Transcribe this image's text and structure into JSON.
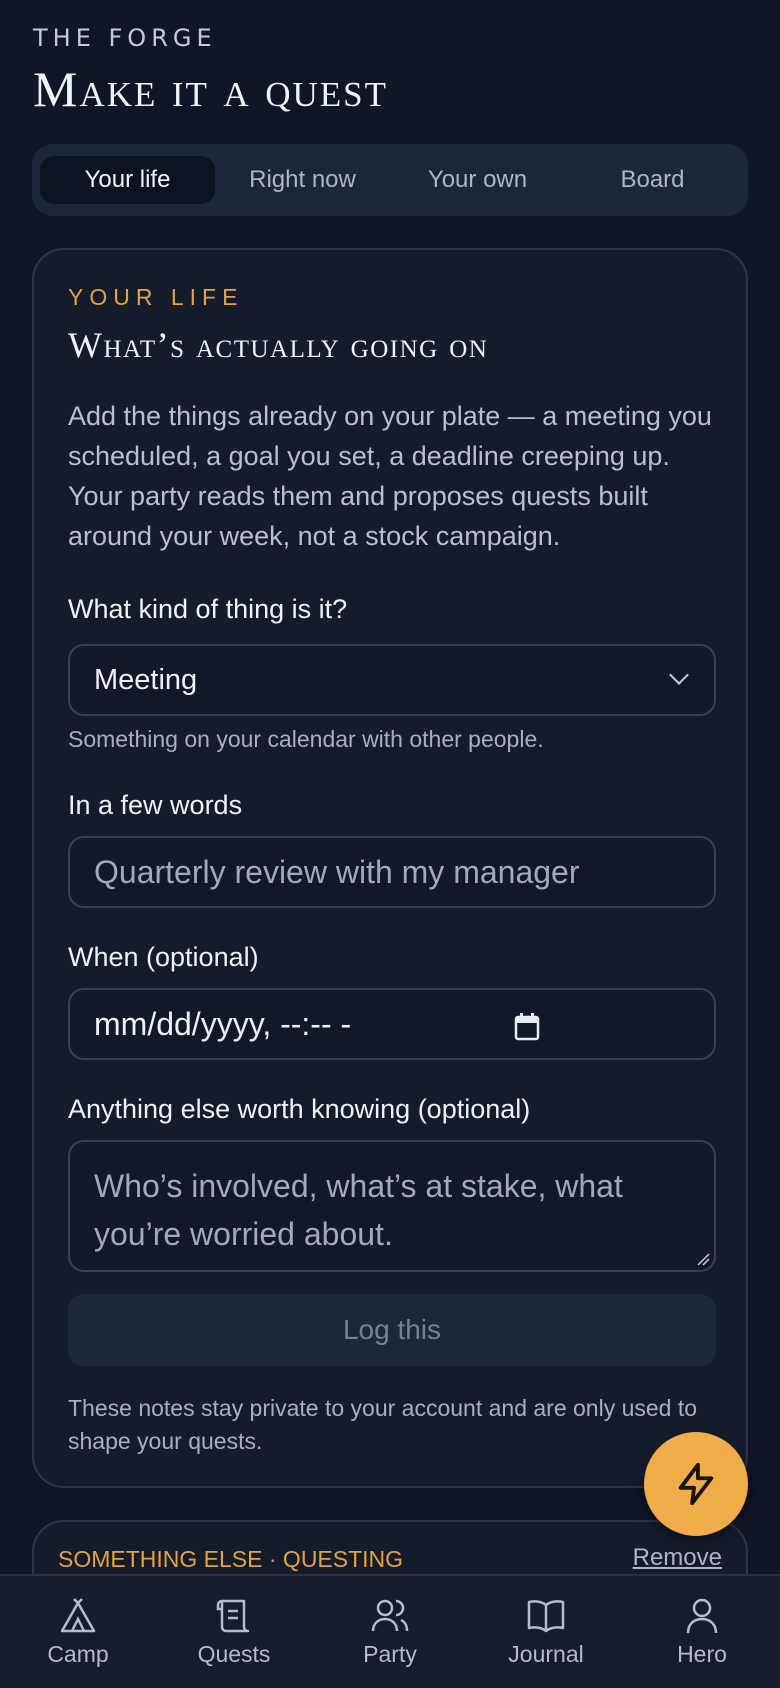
{
  "header": {
    "eyebrow": "THE FORGE",
    "title": "Make it a quest"
  },
  "tabs": [
    {
      "label": "Your life",
      "active": true
    },
    {
      "label": "Right now",
      "active": false
    },
    {
      "label": "Your own",
      "active": false
    },
    {
      "label": "Board",
      "active": false
    }
  ],
  "section": {
    "eyebrow": "YOUR LIFE",
    "title": "What’s actually going on",
    "description": "Add the things already on your plate — a meeting you scheduled, a goal you set, a deadline creeping up. Your party reads them and proposes quests built around your week, not a stock campaign."
  },
  "form": {
    "kind_label": "What kind of thing is it?",
    "kind_value": "Meeting",
    "kind_hint": "Something on your calendar with other people.",
    "words_label": "In a few words",
    "words_placeholder": "Quarterly review with my manager",
    "when_label": "When (optional)",
    "when_placeholder": "mm/dd/yyyy, --:-- -",
    "extra_label": "Anything else worth knowing (optional)",
    "extra_placeholder": "Who’s involved, what’s at stake, what you’re worried about.",
    "submit_label": "Log this",
    "privacy_note": "These notes stay private to your account and are only used to shape your quests."
  },
  "next_card": {
    "eyebrow": "SOMETHING ELSE · QUESTING",
    "remove_label": "Remove"
  },
  "fab": {
    "icon": "lightning-icon",
    "color": "#f0ac48"
  },
  "nav": [
    {
      "label": "Camp",
      "icon": "tent-icon"
    },
    {
      "label": "Quests",
      "icon": "scroll-icon"
    },
    {
      "label": "Party",
      "icon": "users-icon"
    },
    {
      "label": "Journal",
      "icon": "book-icon"
    },
    {
      "label": "Hero",
      "icon": "user-icon"
    }
  ],
  "colors": {
    "background": "#0f1625",
    "accent": "#e5a23d"
  }
}
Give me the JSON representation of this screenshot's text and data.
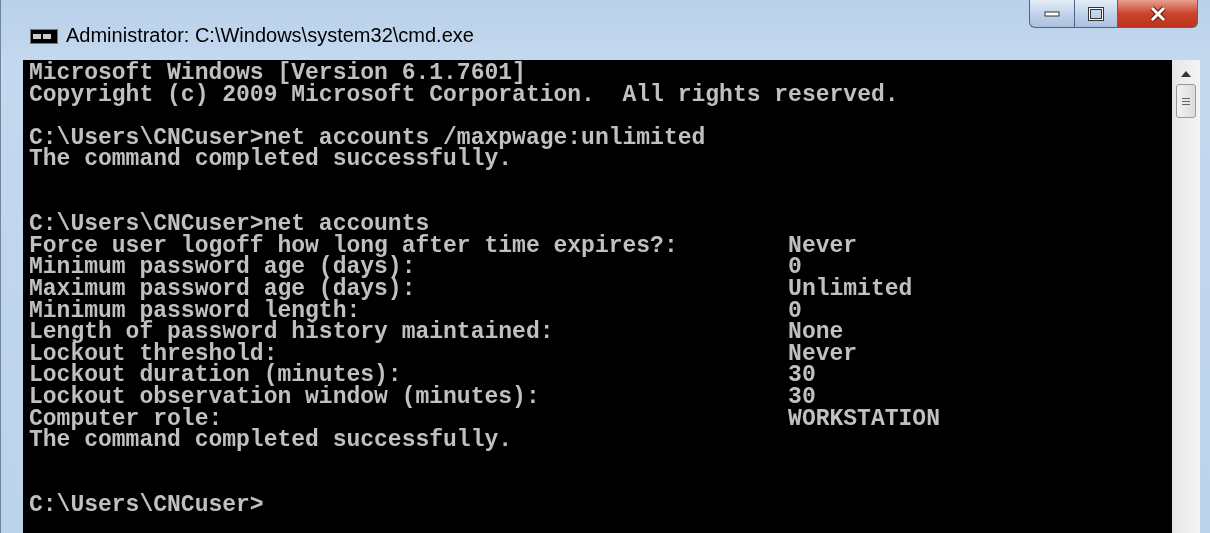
{
  "window": {
    "title": "Administrator: C:\\Windows\\system32\\cmd.exe"
  },
  "console": {
    "lines": [
      {
        "kind": "text",
        "text": "Microsoft Windows [Version 6.1.7601]"
      },
      {
        "kind": "text",
        "text": "Copyright (c) 2009 Microsoft Corporation.  All rights reserved."
      },
      {
        "kind": "blank"
      },
      {
        "kind": "text",
        "text": "C:\\Users\\CNCuser>net accounts /maxpwage:unlimited"
      },
      {
        "kind": "text",
        "text": "The command completed successfully."
      },
      {
        "kind": "blank"
      },
      {
        "kind": "blank"
      },
      {
        "kind": "text",
        "text": "C:\\Users\\CNCuser>net accounts"
      },
      {
        "kind": "setting",
        "text": "Force user logoff how long after time expires?:",
        "value": "Never"
      },
      {
        "kind": "setting",
        "text": "Minimum password age (days):",
        "value": "0"
      },
      {
        "kind": "setting",
        "text": "Maximum password age (days):",
        "value": "Unlimited"
      },
      {
        "kind": "setting",
        "text": "Minimum password length:",
        "value": "0"
      },
      {
        "kind": "setting",
        "text": "Length of password history maintained:",
        "value": "None"
      },
      {
        "kind": "setting",
        "text": "Lockout threshold:",
        "value": "Never"
      },
      {
        "kind": "setting",
        "text": "Lockout duration (minutes):",
        "value": "30"
      },
      {
        "kind": "setting",
        "text": "Lockout observation window (minutes):",
        "value": "30"
      },
      {
        "kind": "setting",
        "text": "Computer role:",
        "value": "WORKSTATION"
      },
      {
        "kind": "text",
        "text": "The command completed successfully."
      },
      {
        "kind": "blank"
      },
      {
        "kind": "blank"
      },
      {
        "kind": "text",
        "text": "C:\\Users\\CNCuser>"
      }
    ]
  }
}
-- -- --
WHAT TO DO ::
From the entries above, output every line exactly and omit any image.

EXERCISE ANSWER ::
Transcribe this image's text and structure into JSON.
{
  "header": {
    "eyebrow": "THE FORGE",
    "title": "Make it a quest"
  },
  "tabs": [
    {
      "label": "Your life",
      "active": true
    },
    {
      "label": "Right now",
      "active": false
    },
    {
      "label": "Your own",
      "active": false
    },
    {
      "label": "Board",
      "active": false
    }
  ],
  "section": {
    "eyebrow": "YOUR LIFE",
    "title": "What’s actually going on",
    "description": "Add the things already on your plate — a meeting you scheduled, a goal you set, a deadline creeping up. Your party reads them and proposes quests built around your week, not a stock campaign."
  },
  "form": {
    "kind_label": "What kind of thing is it?",
    "kind_value": "Meeting",
    "kind_hint": "Something on your calendar with other people.",
    "words_label": "In a few words",
    "words_placeholder": "Quarterly review with my manager",
    "when_label": "When (optional)",
    "when_placeholder": "mm/dd/yyyy, --:-- -",
    "extra_label": "Anything else worth knowing (optional)",
    "extra_placeholder": "Who’s involved, what’s at stake, what you’re worried about.",
    "submit_label": "Log this",
    "privacy_note": "These notes stay private to your account and are only used to shape your quests."
  },
  "next_card": {
    "eyebrow": "SOMETHING ELSE · QUESTING",
    "remove_label": "Remove"
  },
  "fab": {
    "icon": "lightning-icon",
    "color": "#f0ac48"
  },
  "nav": [
    {
      "label": "Camp",
      "icon": "tent-icon"
    },
    {
      "label": "Quests",
      "icon": "scroll-icon"
    },
    {
      "label": "Party",
      "icon": "users-icon"
    },
    {
      "label": "Journal",
      "icon": "book-icon"
    },
    {
      "label": "Hero",
      "icon": "user-icon"
    }
  ],
  "colors": {
    "background": "#0f1625",
    "accent": "#e5a23d"
  }
}
Give me the JSON representation of this screenshot's text and data.
{
  "window": {
    "title": "Administrator: C:\\Windows\\system32\\cmd.exe"
  },
  "console": {
    "lines": [
      {
        "kind": "text",
        "text": "Microsoft Windows [Version 6.1.7601]"
      },
      {
        "kind": "text",
        "text": "Copyright (c) 2009 Microsoft Corporation.  All rights reserved."
      },
      {
        "kind": "blank"
      },
      {
        "kind": "text",
        "text": "C:\\Users\\CNCuser>net accounts /maxpwage:unlimited"
      },
      {
        "kind": "text",
        "text": "The command completed successfully."
      },
      {
        "kind": "blank"
      },
      {
        "kind": "blank"
      },
      {
        "kind": "text",
        "text": "C:\\Users\\CNCuser>net accounts"
      },
      {
        "kind": "setting",
        "text": "Force user logoff how long after time expires?:",
        "value": "Never"
      },
      {
        "kind": "setting",
        "text": "Minimum password age (days):",
        "value": "0"
      },
      {
        "kind": "setting",
        "text": "Maximum password age (days):",
        "value": "Unlimited"
      },
      {
        "kind": "setting",
        "text": "Minimum password length:",
        "value": "0"
      },
      {
        "kind": "setting",
        "text": "Length of password history maintained:",
        "value": "None"
      },
      {
        "kind": "setting",
        "text": "Lockout threshold:",
        "value": "Never"
      },
      {
        "kind": "setting",
        "text": "Lockout duration (minutes):",
        "value": "30"
      },
      {
        "kind": "setting",
        "text": "Lockout observation window (minutes):",
        "value": "30"
      },
      {
        "kind": "setting",
        "text": "Computer role:",
        "value": "WORKSTATION"
      },
      {
        "kind": "text",
        "text": "The command completed successfully."
      },
      {
        "kind": "blank"
      },
      {
        "kind": "blank"
      },
      {
        "kind": "text",
        "text": "C:\\Users\\CNCuser>"
      }
    ]
  }
}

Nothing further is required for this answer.